-- Begin TASK INPUTS --
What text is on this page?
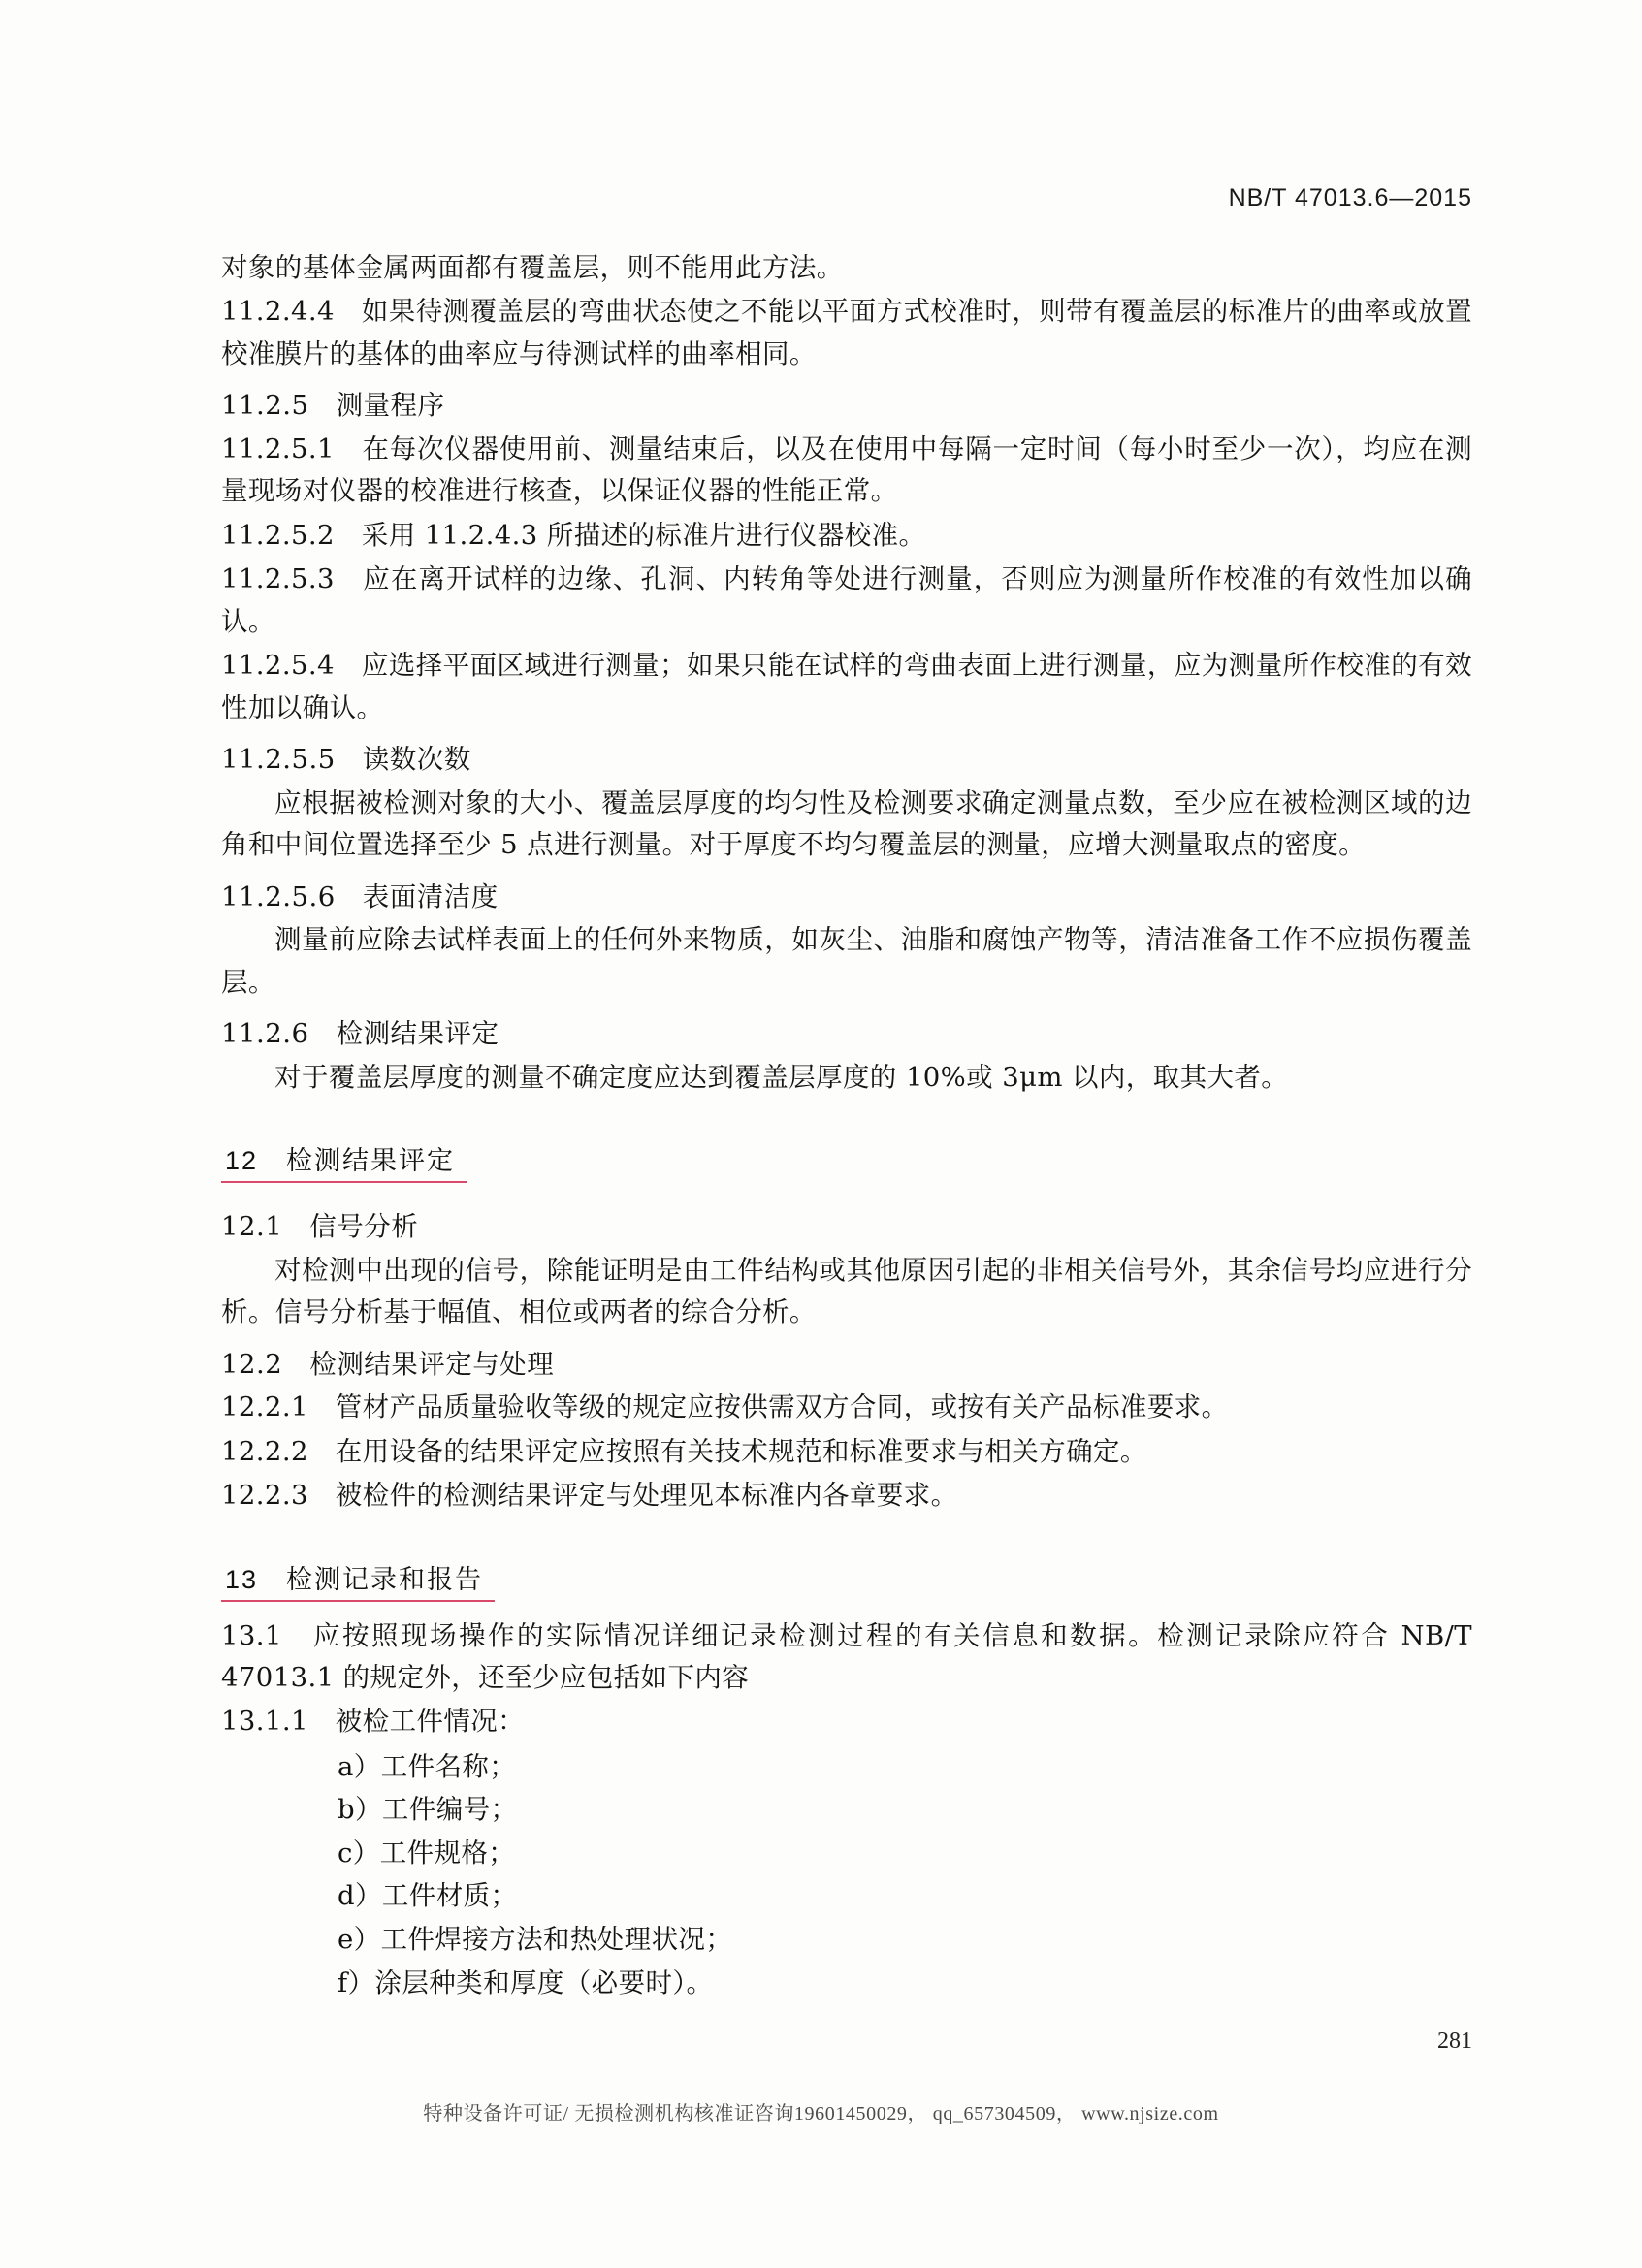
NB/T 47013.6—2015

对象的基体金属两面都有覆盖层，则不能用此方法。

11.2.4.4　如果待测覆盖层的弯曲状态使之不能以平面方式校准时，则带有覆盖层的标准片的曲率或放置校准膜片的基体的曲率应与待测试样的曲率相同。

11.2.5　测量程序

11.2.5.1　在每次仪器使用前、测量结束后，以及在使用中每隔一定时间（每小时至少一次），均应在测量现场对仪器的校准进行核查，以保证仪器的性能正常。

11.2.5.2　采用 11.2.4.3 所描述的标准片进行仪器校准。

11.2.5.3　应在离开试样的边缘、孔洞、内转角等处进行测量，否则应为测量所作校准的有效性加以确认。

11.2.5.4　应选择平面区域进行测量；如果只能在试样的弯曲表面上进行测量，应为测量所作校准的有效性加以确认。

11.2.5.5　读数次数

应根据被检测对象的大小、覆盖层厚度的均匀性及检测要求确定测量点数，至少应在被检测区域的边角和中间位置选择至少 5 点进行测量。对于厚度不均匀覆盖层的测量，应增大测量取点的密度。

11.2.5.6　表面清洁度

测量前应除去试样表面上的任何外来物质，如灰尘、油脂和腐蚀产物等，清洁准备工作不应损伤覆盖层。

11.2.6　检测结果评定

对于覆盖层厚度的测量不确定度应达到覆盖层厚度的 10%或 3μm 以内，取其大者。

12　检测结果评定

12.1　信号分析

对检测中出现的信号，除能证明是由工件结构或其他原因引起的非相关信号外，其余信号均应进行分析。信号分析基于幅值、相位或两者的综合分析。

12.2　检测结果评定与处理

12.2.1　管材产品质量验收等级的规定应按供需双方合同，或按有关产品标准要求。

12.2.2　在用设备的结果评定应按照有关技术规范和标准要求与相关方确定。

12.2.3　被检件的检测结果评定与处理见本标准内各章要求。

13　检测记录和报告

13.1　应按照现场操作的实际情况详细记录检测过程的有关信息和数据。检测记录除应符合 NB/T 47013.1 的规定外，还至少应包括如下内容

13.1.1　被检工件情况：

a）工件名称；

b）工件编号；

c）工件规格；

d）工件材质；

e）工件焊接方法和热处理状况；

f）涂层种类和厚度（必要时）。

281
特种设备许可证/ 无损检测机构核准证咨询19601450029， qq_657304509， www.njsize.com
-- End TASK INPUTS --
-- Begin TASK INPUTS --
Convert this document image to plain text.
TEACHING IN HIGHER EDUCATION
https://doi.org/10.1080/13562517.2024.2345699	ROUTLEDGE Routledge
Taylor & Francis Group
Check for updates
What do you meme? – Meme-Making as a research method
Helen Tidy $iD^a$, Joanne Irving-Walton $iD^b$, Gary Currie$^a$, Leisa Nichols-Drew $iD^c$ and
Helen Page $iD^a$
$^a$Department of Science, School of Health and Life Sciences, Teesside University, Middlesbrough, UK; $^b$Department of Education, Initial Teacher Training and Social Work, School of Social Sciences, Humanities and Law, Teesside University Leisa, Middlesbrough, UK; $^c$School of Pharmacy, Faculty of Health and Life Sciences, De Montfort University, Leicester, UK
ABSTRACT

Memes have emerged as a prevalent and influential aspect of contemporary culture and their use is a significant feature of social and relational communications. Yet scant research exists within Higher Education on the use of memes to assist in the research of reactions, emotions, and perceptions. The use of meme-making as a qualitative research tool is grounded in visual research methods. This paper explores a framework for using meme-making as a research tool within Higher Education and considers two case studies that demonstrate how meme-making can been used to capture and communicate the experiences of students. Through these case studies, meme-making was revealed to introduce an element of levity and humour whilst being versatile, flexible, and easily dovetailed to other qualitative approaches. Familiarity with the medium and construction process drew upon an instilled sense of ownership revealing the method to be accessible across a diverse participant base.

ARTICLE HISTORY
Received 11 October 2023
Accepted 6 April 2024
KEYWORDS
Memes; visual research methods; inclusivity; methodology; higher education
-- End TASK INPUTS --
-- Begin TASK INPUTS --
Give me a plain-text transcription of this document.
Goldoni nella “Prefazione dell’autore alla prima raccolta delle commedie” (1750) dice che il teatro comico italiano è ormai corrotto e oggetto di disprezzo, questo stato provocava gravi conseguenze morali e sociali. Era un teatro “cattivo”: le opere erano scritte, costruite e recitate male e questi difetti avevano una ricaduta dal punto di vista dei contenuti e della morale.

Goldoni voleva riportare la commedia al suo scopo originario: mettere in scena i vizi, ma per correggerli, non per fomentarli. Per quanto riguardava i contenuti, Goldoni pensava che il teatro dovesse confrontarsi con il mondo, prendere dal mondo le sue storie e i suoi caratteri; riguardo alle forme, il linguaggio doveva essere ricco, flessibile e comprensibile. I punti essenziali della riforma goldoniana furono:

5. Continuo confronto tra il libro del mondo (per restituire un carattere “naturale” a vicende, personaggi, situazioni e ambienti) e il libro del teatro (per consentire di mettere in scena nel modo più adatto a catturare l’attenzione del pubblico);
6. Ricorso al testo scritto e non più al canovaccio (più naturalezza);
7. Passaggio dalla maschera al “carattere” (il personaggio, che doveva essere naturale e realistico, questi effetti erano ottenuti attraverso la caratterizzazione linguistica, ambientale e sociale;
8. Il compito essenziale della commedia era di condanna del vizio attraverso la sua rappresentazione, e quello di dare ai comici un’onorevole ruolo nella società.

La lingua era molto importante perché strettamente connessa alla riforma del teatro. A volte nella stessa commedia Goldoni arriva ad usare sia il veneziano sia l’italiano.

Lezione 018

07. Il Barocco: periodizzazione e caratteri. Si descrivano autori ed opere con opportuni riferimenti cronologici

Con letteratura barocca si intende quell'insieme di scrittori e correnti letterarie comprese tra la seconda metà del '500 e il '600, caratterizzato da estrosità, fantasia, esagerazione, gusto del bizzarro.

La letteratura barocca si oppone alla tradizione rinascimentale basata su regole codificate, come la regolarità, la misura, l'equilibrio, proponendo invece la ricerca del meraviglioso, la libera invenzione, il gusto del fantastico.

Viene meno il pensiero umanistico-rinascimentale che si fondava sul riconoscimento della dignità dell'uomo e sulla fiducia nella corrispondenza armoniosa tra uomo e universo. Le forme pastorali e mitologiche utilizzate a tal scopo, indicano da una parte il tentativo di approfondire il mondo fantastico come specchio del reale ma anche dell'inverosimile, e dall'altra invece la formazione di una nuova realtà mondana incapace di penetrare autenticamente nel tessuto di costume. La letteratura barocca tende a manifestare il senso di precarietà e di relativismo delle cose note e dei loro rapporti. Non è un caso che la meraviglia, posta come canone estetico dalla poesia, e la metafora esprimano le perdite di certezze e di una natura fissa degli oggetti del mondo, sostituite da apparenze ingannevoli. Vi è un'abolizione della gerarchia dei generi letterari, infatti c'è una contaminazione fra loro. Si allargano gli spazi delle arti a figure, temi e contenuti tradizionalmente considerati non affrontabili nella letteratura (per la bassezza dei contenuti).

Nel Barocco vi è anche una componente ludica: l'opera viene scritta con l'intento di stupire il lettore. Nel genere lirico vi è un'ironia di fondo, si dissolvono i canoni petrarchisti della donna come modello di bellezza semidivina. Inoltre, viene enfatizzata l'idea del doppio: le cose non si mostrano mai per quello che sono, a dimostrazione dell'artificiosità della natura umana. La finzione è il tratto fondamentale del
-- End TASK INPUTS --
» **GIVEN EXERCISE**
Only the number should be given: how many lines of the data contain the word "opere"?

» **EXERCISE OUTPUT**
2